== YOUR TASK ==
Copy every line from the records below that holds the word "counts".

== RAW DATA ==
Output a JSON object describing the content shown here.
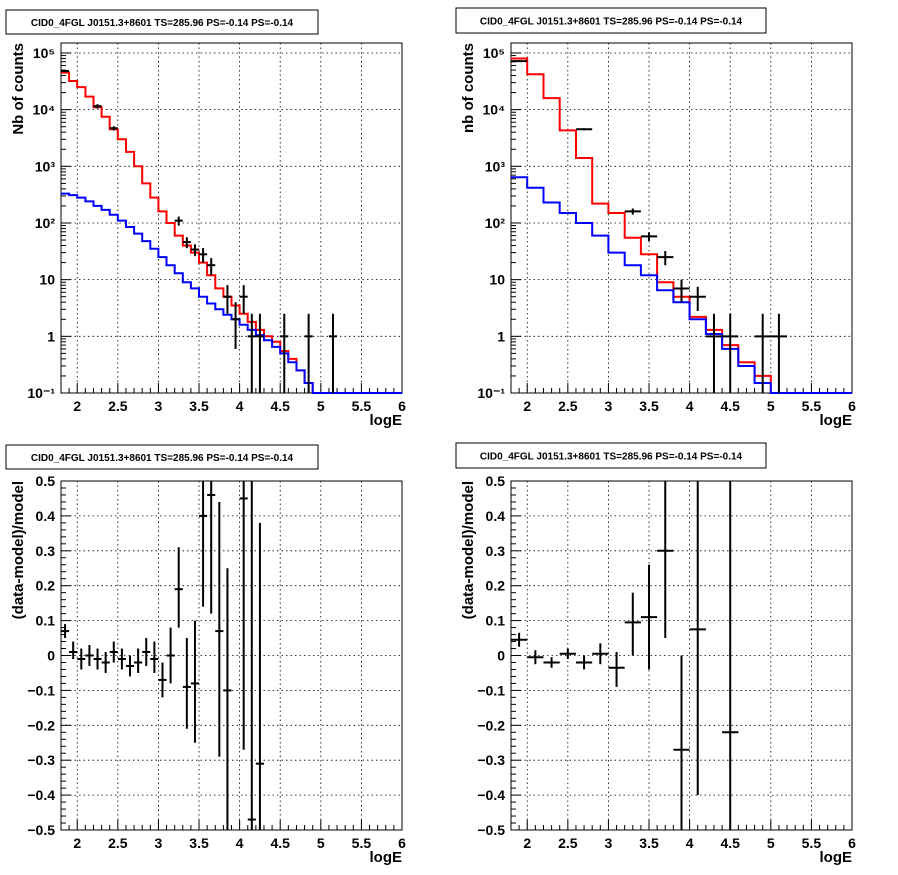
{
  "colors": {
    "data": "#000000",
    "total_model": "#ff0000",
    "component_model": "#0000ff",
    "grid": "#000000"
  },
  "chart_data": [
    {
      "id": "top-left",
      "type": "line",
      "title": "CID0_4FGL J0151.3+8601 TS=285.96 PS=-0.14 PS=-0.14",
      "xlabel": "logE",
      "ylabel": "Nb of counts",
      "xlim": [
        1.8,
        6.0
      ],
      "ylim": [
        0.1,
        150000
      ],
      "yscale": "log",
      "grid": true,
      "xticks": [
        2,
        2.5,
        3,
        3.5,
        4,
        4.5,
        5,
        5.5,
        6
      ],
      "xtick_labels": [
        "2",
        "2.5",
        "3",
        "3.5",
        "4",
        "4.5",
        "5",
        "5.5",
        "6"
      ],
      "yticks": [
        0.1,
        1,
        10,
        100,
        1000,
        10000,
        100000
      ],
      "ytick_labels": [
        "10⁻¹",
        "1",
        "10",
        "10²",
        "10³",
        "10⁴",
        "10⁵"
      ],
      "bin_edges": [
        1.8,
        1.9,
        2.0,
        2.1,
        2.2,
        2.3,
        2.4,
        2.5,
        2.6,
        2.7,
        2.8,
        2.9,
        3.0,
        3.1,
        3.2,
        3.3,
        3.4,
        3.5,
        3.6,
        3.7,
        3.8,
        3.9,
        4.0,
        4.1,
        4.2,
        4.3,
        4.4,
        4.5,
        4.6,
        4.7,
        4.8,
        4.9,
        5.0,
        5.1,
        5.2,
        5.3,
        5.4,
        5.5,
        5.6,
        5.7,
        5.8,
        5.9,
        6.0
      ],
      "series": [
        {
          "role": "total_model",
          "style": "step",
          "values": [
            45000,
            32000,
            25000,
            17000,
            11000,
            7500,
            4500,
            3000,
            1800,
            1000,
            500,
            280,
            160,
            100,
            60,
            40,
            30,
            20,
            12,
            7,
            5,
            3.5,
            2.5,
            1.8,
            1.3,
            1.0,
            0.8,
            0.55,
            0.4,
            0.25,
            0.15,
            0.1,
            0.1,
            0.1,
            0.1,
            0.1,
            0.1,
            0.1,
            0.1,
            0.1,
            0.1,
            0.1
          ]
        },
        {
          "role": "component_model",
          "style": "step",
          "values": [
            330,
            310,
            280,
            240,
            200,
            170,
            140,
            110,
            85,
            65,
            48,
            35,
            25,
            18,
            13,
            9,
            7,
            5,
            3.8,
            3,
            2.4,
            2.0,
            1.6,
            1.3,
            1.05,
            0.85,
            0.65,
            0.5,
            0.35,
            0.25,
            0.15,
            0.1,
            0.1,
            0.1,
            0.1,
            0.1,
            0.1,
            0.1,
            0.1,
            0.1,
            0.1,
            0.1
          ]
        },
        {
          "role": "data",
          "style": "errorbar",
          "points": [
            {
              "x": 1.85,
              "y": 48000,
              "lo": 46000,
              "hi": 50000
            },
            {
              "x": 2.25,
              "y": 11500,
              "lo": 10500,
              "hi": 12500
            },
            {
              "x": 2.45,
              "y": 4700,
              "lo": 4300,
              "hi": 5100
            },
            {
              "x": 3.25,
              "y": 110,
              "lo": 90,
              "hi": 130
            },
            {
              "x": 3.35,
              "y": 46,
              "lo": 36,
              "hi": 56
            },
            {
              "x": 3.45,
              "y": 34,
              "lo": 26,
              "hi": 42
            },
            {
              "x": 3.55,
              "y": 28,
              "lo": 20,
              "hi": 36
            },
            {
              "x": 3.65,
              "y": 18,
              "lo": 12,
              "hi": 24
            },
            {
              "x": 3.85,
              "y": 5,
              "lo": 2.5,
              "hi": 8
            },
            {
              "x": 3.95,
              "y": 2,
              "lo": 0.6,
              "hi": 4
            },
            {
              "x": 4.05,
              "y": 5,
              "lo": 2.5,
              "hi": 8
            },
            {
              "x": 4.15,
              "y": 1,
              "lo": 0.1,
              "hi": 2.5
            },
            {
              "x": 4.25,
              "y": 1,
              "lo": 0.1,
              "hi": 2.5
            },
            {
              "x": 4.55,
              "y": 1,
              "lo": 0.1,
              "hi": 2.5
            },
            {
              "x": 4.85,
              "y": 1,
              "lo": 0.1,
              "hi": 2.5
            },
            {
              "x": 5.15,
              "y": 1,
              "lo": 0.1,
              "hi": 2.5
            }
          ]
        }
      ]
    },
    {
      "id": "top-right",
      "type": "line",
      "title": "CID0_4FGL J0151.3+8601 TS=285.96 PS=-0.14 PS=-0.14",
      "xlabel": "logE",
      "ylabel": "nb of counts",
      "xlim": [
        1.8,
        6.0
      ],
      "ylim": [
        0.1,
        150000
      ],
      "yscale": "log",
      "grid": true,
      "xticks": [
        2,
        2.5,
        3,
        3.5,
        4,
        4.5,
        5,
        5.5,
        6
      ],
      "xtick_labels": [
        "2",
        "2.5",
        "3",
        "3.5",
        "4",
        "4.5",
        "5",
        "5.5",
        "6"
      ],
      "yticks": [
        0.1,
        1,
        10,
        100,
        1000,
        10000,
        100000
      ],
      "ytick_labels": [
        "10⁻¹",
        "1",
        "10",
        "10²",
        "10³",
        "10⁴",
        "10⁵"
      ],
      "bin_edges": [
        1.8,
        2.0,
        2.2,
        2.4,
        2.6,
        2.8,
        3.0,
        3.2,
        3.4,
        3.6,
        3.8,
        4.0,
        4.2,
        4.4,
        4.6,
        4.8,
        5.0,
        5.2,
        5.4,
        5.6,
        5.8,
        6.0
      ],
      "series": [
        {
          "role": "total_model",
          "style": "step",
          "values": [
            80000,
            42000,
            16000,
            4300,
            1400,
            220,
            150,
            55,
            28,
            9,
            5,
            2.2,
            1.3,
            0.7,
            0.35,
            0.2,
            0.1,
            0.1,
            0.1,
            0.1,
            0.1
          ]
        },
        {
          "role": "component_model",
          "style": "step",
          "values": [
            640,
            420,
            230,
            150,
            100,
            60,
            30,
            18,
            12,
            6.5,
            4,
            2.0,
            1.1,
            0.6,
            0.3,
            0.15,
            0.1,
            0.1,
            0.1,
            0.1,
            0.1
          ]
        },
        {
          "role": "data",
          "style": "errorbar",
          "points": [
            {
              "x": 1.9,
              "y": 72000,
              "lo": 70000,
              "hi": 74000
            },
            {
              "x": 2.7,
              "y": 4500,
              "lo": 4300,
              "hi": 4700
            },
            {
              "x": 3.3,
              "y": 160,
              "lo": 140,
              "hi": 180
            },
            {
              "x": 3.5,
              "y": 58,
              "lo": 48,
              "hi": 68
            },
            {
              "x": 3.7,
              "y": 25,
              "lo": 18,
              "hi": 32
            },
            {
              "x": 3.9,
              "y": 7,
              "lo": 4,
              "hi": 10
            },
            {
              "x": 4.1,
              "y": 5,
              "lo": 2.8,
              "hi": 7.5
            },
            {
              "x": 4.3,
              "y": 1,
              "lo": 0.1,
              "hi": 2.5
            },
            {
              "x": 4.5,
              "y": 1,
              "lo": 0.1,
              "hi": 2.5
            },
            {
              "x": 4.9,
              "y": 1,
              "lo": 0.1,
              "hi": 2.5
            },
            {
              "x": 5.1,
              "y": 1,
              "lo": 0.1,
              "hi": 2.5
            }
          ]
        }
      ]
    },
    {
      "id": "bottom-left",
      "type": "scatter",
      "title": "CID0_4FGL J0151.3+8601 TS=285.96 PS=-0.14 PS=-0.14",
      "xlabel": "logE",
      "ylabel": "(data-model)/model",
      "xlim": [
        1.8,
        6.0
      ],
      "ylim": [
        -0.5,
        0.5
      ],
      "grid": true,
      "xticks": [
        2,
        2.5,
        3,
        3.5,
        4,
        4.5,
        5,
        5.5,
        6
      ],
      "xtick_labels": [
        "2",
        "2.5",
        "3",
        "3.5",
        "4",
        "4.5",
        "5",
        "5.5",
        "6"
      ],
      "yticks": [
        -0.5,
        -0.4,
        -0.3,
        -0.2,
        -0.1,
        0,
        0.1,
        0.2,
        0.3,
        0.4,
        0.5
      ],
      "ytick_labels": [
        "−0.5",
        "−0.4",
        "−0.3",
        "−0.2",
        "−0.1",
        "0",
        "0.1",
        "0.2",
        "0.3",
        "0.4",
        "0.5"
      ],
      "xerr": 0.05,
      "points": [
        {
          "x": 1.85,
          "y": 0.07,
          "lo": 0.05,
          "hi": 0.09
        },
        {
          "x": 1.95,
          "y": 0.01,
          "lo": -0.01,
          "hi": 0.04
        },
        {
          "x": 2.05,
          "y": -0.01,
          "lo": -0.04,
          "hi": 0.02
        },
        {
          "x": 2.15,
          "y": 0.0,
          "lo": -0.03,
          "hi": 0.03
        },
        {
          "x": 2.25,
          "y": -0.01,
          "lo": -0.04,
          "hi": 0.02
        },
        {
          "x": 2.35,
          "y": -0.02,
          "lo": -0.05,
          "hi": 0.01
        },
        {
          "x": 2.45,
          "y": 0.01,
          "lo": -0.02,
          "hi": 0.04
        },
        {
          "x": 2.55,
          "y": -0.01,
          "lo": -0.04,
          "hi": 0.02
        },
        {
          "x": 2.65,
          "y": -0.03,
          "lo": -0.06,
          "hi": 0.0
        },
        {
          "x": 2.75,
          "y": -0.02,
          "lo": -0.05,
          "hi": 0.02
        },
        {
          "x": 2.85,
          "y": 0.01,
          "lo": -0.03,
          "hi": 0.05
        },
        {
          "x": 2.95,
          "y": -0.01,
          "lo": -0.05,
          "hi": 0.04
        },
        {
          "x": 3.05,
          "y": -0.07,
          "lo": -0.12,
          "hi": -0.02
        },
        {
          "x": 3.15,
          "y": 0.0,
          "lo": -0.08,
          "hi": 0.08
        },
        {
          "x": 3.25,
          "y": 0.19,
          "lo": 0.08,
          "hi": 0.31
        },
        {
          "x": 3.35,
          "y": -0.09,
          "lo": -0.21,
          "hi": 0.05
        },
        {
          "x": 3.45,
          "y": -0.08,
          "lo": -0.25,
          "hi": 0.1
        },
        {
          "x": 3.55,
          "y": 0.4,
          "lo": 0.14,
          "hi": 0.5
        },
        {
          "x": 3.65,
          "y": 0.46,
          "lo": 0.12,
          "hi": 0.5
        },
        {
          "x": 3.75,
          "y": 0.07,
          "lo": -0.29,
          "hi": 0.44
        },
        {
          "x": 3.85,
          "y": -0.1,
          "lo": -0.5,
          "hi": 0.25
        },
        {
          "x": 4.05,
          "y": 0.45,
          "lo": -0.27,
          "hi": 0.5
        },
        {
          "x": 4.15,
          "y": -0.47,
          "lo": -0.5,
          "hi": 0.5
        },
        {
          "x": 4.25,
          "y": -0.31,
          "lo": -0.5,
          "hi": 0.38
        }
      ]
    },
    {
      "id": "bottom-right",
      "type": "scatter",
      "title": "CID0_4FGL J0151.3+8601 TS=285.96 PS=-0.14 PS=-0.14",
      "xlabel": "logE",
      "ylabel": "(data-model)/model",
      "xlim": [
        1.8,
        6.0
      ],
      "ylim": [
        -0.5,
        0.5
      ],
      "grid": true,
      "xticks": [
        2,
        2.5,
        3,
        3.5,
        4,
        4.5,
        5,
        5.5,
        6
      ],
      "xtick_labels": [
        "2",
        "2.5",
        "3",
        "3.5",
        "4",
        "4.5",
        "5",
        "5.5",
        "6"
      ],
      "yticks": [
        -0.5,
        -0.4,
        -0.3,
        -0.2,
        -0.1,
        0,
        0.1,
        0.2,
        0.3,
        0.4,
        0.5
      ],
      "ytick_labels": [
        "−0.5",
        "−0.4",
        "−0.3",
        "−0.2",
        "−0.1",
        "0",
        "0.1",
        "0.2",
        "0.3",
        "0.4",
        "0.5"
      ],
      "xerr": 0.1,
      "points": [
        {
          "x": 1.9,
          "y": 0.045,
          "lo": 0.025,
          "hi": 0.065
        },
        {
          "x": 2.1,
          "y": -0.005,
          "lo": -0.025,
          "hi": 0.015
        },
        {
          "x": 2.3,
          "y": -0.02,
          "lo": -0.035,
          "hi": -0.005
        },
        {
          "x": 2.5,
          "y": 0.005,
          "lo": -0.01,
          "hi": 0.02
        },
        {
          "x": 2.7,
          "y": -0.02,
          "lo": -0.04,
          "hi": 0.0
        },
        {
          "x": 2.9,
          "y": 0.005,
          "lo": -0.025,
          "hi": 0.035
        },
        {
          "x": 3.1,
          "y": -0.035,
          "lo": -0.09,
          "hi": 0.01
        },
        {
          "x": 3.3,
          "y": 0.095,
          "lo": 0.0,
          "hi": 0.18
        },
        {
          "x": 3.5,
          "y": 0.11,
          "lo": -0.04,
          "hi": 0.26
        },
        {
          "x": 3.7,
          "y": 0.3,
          "lo": 0.05,
          "hi": 0.5
        },
        {
          "x": 3.9,
          "y": -0.27,
          "lo": -0.5,
          "hi": 0.0
        },
        {
          "x": 4.1,
          "y": 0.075,
          "lo": -0.4,
          "hi": 0.5
        },
        {
          "x": 4.5,
          "y": -0.22,
          "lo": -0.5,
          "hi": 0.5
        }
      ]
    }
  ]
}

== EXERCISE OUTPUT ==
      "ylabel": "Nb of counts",
      "ylabel": "nb of counts",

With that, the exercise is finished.